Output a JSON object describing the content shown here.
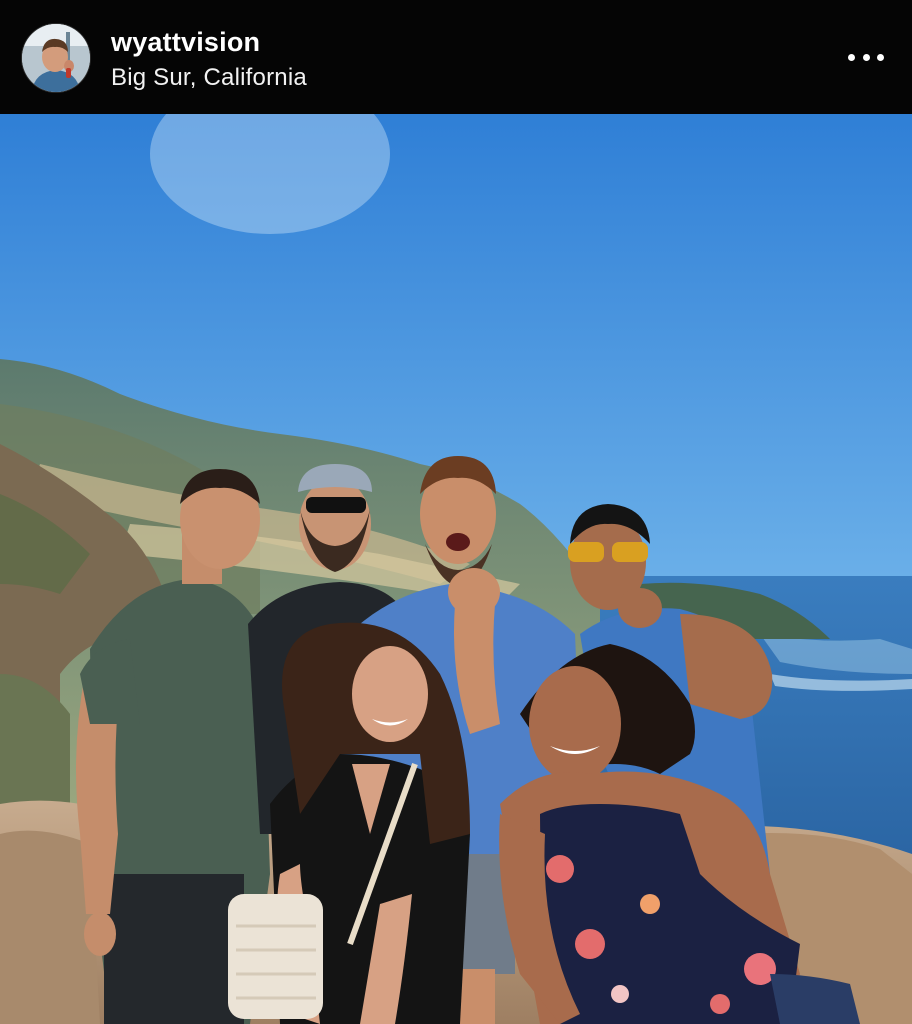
{
  "post": {
    "username": "wyattvision",
    "location": "Big Sur, California",
    "avatar_icon": "profile-avatar",
    "more_icon": "more-horizontal-icon"
  },
  "photo": {
    "subject": "group-photo",
    "colors": {
      "sky_top": "#2f7fd6",
      "sky_bottom": "#b6d9f2",
      "ocean": "#2f6fb0",
      "rock": "#b99c80",
      "header_bg": "#050505"
    }
  }
}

**Exercise brief**
Retype the whole listing exactly and leave the pictures out.

**Solution**
Output a JSON object describing the content shown here.
{
  "post": {
    "username": "wyattvision",
    "location": "Big Sur, California",
    "avatar_icon": "profile-avatar",
    "more_icon": "more-horizontal-icon"
  },
  "photo": {
    "subject": "group-photo",
    "colors": {
      "sky_top": "#2f7fd6",
      "sky_bottom": "#b6d9f2",
      "ocean": "#2f6fb0",
      "rock": "#b99c80",
      "header_bg": "#050505"
    }
  }
}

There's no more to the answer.